# What the task asks
Please carry on the story below about sharing a drink with Papai, starting right after its last sentence.

── Exercise text ──

I was only 9-years-old, but could have sworn everything on the menu tasted so good and far better than anything in our kitchen at home! #NoOffenseMom
My Dad ordered a huge glass of Chapman for himself, and a bottle of orange Fanta for me. But, I wanted a taste of the chapman too…So I quickly drank up my boring orange Fanta and tilted my empty cup towards him…’looking up at him…just smiling, not a word uttered…’but with a child’s longing, innocence and “feed-the-child-now face!
“Papai, fill me up! I whispered in my tiny shrill voice. And He did…poured some of his drink into my empty cup, at first to taste and then more willingly and intentionally. *(Papai is a Portuguese term for Daddy of Father).
Now and every time I share the story with my 3 kids whenever we dine out….’they always laugh at me and say #Gross or ‘Eww Seriously! Mom, honestly, we don’t want to share your drink, just get ours! or Phew, that’s so #Savage… Mom!…Ah, but what-do-they-know about life?

───
── Extracted material ──

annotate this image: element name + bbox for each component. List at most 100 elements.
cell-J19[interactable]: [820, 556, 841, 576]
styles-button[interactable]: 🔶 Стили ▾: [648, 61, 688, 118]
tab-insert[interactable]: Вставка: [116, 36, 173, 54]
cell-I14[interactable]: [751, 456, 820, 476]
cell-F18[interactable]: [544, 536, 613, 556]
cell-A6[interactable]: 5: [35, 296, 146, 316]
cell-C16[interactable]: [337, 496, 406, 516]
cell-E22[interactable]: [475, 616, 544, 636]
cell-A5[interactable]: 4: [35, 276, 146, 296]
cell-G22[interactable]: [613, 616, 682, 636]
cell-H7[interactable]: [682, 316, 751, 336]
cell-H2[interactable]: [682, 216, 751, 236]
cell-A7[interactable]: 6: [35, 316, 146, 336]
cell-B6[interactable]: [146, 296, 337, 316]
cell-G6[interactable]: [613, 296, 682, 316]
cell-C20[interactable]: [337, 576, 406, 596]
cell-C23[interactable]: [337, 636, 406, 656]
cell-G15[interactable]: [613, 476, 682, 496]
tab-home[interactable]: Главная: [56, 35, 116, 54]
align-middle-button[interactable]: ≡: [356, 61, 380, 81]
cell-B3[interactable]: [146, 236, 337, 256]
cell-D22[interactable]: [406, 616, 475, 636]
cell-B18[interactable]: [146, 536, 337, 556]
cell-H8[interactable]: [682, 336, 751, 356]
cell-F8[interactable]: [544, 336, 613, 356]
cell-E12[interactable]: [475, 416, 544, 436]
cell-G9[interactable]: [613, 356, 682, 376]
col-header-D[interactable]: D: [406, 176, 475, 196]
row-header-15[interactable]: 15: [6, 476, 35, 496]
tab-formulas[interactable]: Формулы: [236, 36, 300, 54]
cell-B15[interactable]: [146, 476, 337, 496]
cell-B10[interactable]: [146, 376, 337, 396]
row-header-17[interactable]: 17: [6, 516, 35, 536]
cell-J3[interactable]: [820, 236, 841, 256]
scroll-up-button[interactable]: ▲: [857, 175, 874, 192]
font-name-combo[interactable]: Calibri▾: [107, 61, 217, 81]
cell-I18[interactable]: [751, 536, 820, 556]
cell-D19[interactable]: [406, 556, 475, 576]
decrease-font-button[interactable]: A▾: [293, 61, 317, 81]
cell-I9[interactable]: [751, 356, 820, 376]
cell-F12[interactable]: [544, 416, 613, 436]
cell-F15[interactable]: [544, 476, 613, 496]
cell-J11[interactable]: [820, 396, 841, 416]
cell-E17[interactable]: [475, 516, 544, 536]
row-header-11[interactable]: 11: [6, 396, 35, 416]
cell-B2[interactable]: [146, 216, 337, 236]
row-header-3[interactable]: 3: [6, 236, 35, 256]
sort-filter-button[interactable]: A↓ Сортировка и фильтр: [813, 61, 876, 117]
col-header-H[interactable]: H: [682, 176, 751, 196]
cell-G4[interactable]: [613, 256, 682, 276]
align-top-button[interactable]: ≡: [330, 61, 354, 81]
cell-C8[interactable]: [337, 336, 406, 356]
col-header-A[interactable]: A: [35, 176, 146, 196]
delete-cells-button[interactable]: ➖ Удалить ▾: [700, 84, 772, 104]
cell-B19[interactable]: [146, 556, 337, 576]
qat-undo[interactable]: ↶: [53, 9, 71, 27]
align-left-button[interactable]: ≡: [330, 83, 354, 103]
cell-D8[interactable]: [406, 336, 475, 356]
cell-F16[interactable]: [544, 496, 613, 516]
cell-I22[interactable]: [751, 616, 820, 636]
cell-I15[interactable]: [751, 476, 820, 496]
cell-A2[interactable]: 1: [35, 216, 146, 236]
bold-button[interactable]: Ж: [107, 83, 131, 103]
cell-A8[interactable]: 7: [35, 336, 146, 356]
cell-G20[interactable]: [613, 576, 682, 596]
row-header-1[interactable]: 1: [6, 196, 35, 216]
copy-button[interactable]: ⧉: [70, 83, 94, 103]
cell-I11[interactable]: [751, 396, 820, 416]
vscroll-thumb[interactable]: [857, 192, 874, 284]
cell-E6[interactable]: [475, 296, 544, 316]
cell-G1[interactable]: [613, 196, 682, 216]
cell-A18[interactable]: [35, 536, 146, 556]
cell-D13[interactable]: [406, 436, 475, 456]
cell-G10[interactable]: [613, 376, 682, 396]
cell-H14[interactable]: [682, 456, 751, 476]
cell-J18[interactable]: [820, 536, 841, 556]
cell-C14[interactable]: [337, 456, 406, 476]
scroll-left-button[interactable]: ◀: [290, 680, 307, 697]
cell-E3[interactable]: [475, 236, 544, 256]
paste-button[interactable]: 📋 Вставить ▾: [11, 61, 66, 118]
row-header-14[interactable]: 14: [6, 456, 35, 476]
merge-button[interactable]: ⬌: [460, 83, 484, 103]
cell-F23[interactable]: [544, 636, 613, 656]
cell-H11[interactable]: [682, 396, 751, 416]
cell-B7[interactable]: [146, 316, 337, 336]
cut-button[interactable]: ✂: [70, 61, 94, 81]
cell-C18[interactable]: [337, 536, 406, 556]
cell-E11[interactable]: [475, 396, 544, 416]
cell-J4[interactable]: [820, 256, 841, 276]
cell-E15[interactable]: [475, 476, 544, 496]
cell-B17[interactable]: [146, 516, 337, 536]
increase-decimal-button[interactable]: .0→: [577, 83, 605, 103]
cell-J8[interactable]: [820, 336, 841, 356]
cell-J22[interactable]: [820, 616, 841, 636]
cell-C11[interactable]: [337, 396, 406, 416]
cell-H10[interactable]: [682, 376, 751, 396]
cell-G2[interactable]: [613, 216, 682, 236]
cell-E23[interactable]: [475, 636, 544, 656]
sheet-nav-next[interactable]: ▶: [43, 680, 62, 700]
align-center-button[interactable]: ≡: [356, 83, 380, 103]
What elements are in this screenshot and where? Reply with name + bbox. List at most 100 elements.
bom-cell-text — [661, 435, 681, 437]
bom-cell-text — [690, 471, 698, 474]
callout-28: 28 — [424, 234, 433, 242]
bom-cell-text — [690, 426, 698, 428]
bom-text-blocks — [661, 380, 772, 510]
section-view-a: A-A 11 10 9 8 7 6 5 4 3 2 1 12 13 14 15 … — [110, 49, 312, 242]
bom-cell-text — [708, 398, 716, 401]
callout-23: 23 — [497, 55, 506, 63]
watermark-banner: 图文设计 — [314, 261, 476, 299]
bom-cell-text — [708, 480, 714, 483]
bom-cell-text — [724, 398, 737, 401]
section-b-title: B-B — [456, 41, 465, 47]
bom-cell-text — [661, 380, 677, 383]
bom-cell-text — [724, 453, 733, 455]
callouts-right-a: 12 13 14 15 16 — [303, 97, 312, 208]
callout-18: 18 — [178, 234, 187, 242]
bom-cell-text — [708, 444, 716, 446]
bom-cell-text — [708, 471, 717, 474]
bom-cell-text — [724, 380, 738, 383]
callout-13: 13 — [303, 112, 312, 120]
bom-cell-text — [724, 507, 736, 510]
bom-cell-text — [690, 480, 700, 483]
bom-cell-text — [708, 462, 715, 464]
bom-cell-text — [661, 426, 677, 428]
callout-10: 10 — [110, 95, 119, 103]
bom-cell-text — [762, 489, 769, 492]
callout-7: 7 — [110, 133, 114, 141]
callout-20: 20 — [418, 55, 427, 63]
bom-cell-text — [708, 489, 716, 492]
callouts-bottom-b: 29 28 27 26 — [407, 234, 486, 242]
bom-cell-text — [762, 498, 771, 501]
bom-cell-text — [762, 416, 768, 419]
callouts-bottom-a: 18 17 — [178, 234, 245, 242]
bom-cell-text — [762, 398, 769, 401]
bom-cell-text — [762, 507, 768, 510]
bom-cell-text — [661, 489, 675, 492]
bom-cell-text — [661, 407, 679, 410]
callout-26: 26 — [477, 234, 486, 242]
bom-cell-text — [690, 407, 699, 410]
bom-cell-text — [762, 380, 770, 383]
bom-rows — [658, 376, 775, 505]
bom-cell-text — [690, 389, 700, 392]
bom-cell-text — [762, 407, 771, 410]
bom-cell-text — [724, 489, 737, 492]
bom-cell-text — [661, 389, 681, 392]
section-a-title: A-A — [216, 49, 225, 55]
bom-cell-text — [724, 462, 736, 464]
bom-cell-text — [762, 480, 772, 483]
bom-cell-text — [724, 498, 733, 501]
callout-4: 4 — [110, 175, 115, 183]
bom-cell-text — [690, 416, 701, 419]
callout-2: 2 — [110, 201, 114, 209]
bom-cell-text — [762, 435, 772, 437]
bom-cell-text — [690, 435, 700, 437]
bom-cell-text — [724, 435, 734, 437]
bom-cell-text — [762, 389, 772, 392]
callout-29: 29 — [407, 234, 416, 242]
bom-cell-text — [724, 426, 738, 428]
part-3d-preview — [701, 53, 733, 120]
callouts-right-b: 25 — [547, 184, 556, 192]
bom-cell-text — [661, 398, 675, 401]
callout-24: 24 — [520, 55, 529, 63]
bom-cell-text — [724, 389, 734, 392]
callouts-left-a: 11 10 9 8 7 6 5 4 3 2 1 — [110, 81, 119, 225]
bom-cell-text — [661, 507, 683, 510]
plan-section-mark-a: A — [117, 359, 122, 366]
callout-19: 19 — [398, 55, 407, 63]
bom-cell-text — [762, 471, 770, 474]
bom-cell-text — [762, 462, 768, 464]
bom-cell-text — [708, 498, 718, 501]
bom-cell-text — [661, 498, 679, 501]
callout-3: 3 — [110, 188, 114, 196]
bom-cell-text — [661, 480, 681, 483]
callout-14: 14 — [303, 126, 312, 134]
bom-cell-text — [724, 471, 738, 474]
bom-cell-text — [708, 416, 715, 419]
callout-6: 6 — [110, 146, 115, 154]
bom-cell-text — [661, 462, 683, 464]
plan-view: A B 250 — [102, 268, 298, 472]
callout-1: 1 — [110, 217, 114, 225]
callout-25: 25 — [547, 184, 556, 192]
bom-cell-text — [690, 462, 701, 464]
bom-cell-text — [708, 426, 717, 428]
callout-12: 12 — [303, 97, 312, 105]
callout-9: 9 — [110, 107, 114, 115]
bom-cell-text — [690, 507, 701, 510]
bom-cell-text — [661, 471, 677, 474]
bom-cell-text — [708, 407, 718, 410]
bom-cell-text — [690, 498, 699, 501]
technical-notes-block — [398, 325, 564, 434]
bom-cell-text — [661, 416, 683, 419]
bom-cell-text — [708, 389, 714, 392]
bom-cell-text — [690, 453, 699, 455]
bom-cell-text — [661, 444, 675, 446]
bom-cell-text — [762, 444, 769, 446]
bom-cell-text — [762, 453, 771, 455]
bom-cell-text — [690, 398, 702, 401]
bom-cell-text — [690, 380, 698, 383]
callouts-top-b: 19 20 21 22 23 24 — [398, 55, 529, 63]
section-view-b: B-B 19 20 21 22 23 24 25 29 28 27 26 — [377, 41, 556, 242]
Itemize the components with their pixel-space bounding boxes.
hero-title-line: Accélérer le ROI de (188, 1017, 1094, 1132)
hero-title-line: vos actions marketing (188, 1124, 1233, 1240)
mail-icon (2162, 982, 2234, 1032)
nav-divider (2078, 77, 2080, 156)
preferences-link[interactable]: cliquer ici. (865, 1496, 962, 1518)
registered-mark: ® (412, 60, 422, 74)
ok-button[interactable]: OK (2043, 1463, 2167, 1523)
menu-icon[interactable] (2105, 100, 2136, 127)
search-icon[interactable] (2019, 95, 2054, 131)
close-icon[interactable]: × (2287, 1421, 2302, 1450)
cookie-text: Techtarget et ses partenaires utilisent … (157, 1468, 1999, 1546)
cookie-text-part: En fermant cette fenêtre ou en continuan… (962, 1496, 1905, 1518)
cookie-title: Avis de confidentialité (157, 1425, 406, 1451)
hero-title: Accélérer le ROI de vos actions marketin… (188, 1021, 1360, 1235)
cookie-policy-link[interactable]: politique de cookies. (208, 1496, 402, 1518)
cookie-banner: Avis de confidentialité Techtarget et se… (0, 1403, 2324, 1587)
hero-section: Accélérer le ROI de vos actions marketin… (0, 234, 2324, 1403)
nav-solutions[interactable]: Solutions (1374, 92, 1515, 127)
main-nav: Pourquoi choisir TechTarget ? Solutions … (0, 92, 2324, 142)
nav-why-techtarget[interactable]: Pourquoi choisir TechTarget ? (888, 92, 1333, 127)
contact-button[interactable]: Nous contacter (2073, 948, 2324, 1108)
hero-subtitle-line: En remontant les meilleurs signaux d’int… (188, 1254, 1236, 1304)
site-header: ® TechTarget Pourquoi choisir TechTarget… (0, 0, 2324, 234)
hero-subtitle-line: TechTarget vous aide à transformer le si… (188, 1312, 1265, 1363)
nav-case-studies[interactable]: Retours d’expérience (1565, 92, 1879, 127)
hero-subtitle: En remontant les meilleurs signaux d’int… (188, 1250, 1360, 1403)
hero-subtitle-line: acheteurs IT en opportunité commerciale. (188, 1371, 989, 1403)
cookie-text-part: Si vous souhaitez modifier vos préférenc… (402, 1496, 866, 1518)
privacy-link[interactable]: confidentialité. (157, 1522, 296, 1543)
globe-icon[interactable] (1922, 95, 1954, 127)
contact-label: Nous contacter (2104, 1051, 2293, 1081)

───

# Task response
So, we all have those metaphorical ‘Fill it up expectation cups’ in our lives! Some hold love for others, some expect acceptance from others, while some are usually tilted sideways, facing or directed towards the wrong people, the wrong location, the wrong ideas, all waiting and expecting to be filled, loved and fulfilled by the world. Some seeking emotional comfort in all the wrong places, while others already capsized and given up on getting filled up, again or ever!
Today, as you are reading this, even though you did not meetall your expectations, would you still say you were intentionally filled in 2017? Was it a nailed-it year or are you still in the process of discovering how to slay it? Perhaps, it was a year of good riddance to bags of rubbish?
Oh, hold on!!, was it an eventful one with unlimited passion or zeal to move on? Were you initially hopeful but now downcast? Imaginatively surprised because of a new life, new birth of ideas and closures on unmerited projects?
Or like me, did you acquire relevant wisdom and surprised yourself by finally doing it? #Fist Bump! Or you lost some hope initially but gradually building up courage, again?
Anyone feel like a soaked-up squeezed-out sponge? Or on a brand new horizon because of lessons learned from the past? ‘Or still burned-out trying to meet up with someone else’s needs… ‘His needs… ‘Her needs… ‘World’s needs and just never having time to remember YOUR own needs?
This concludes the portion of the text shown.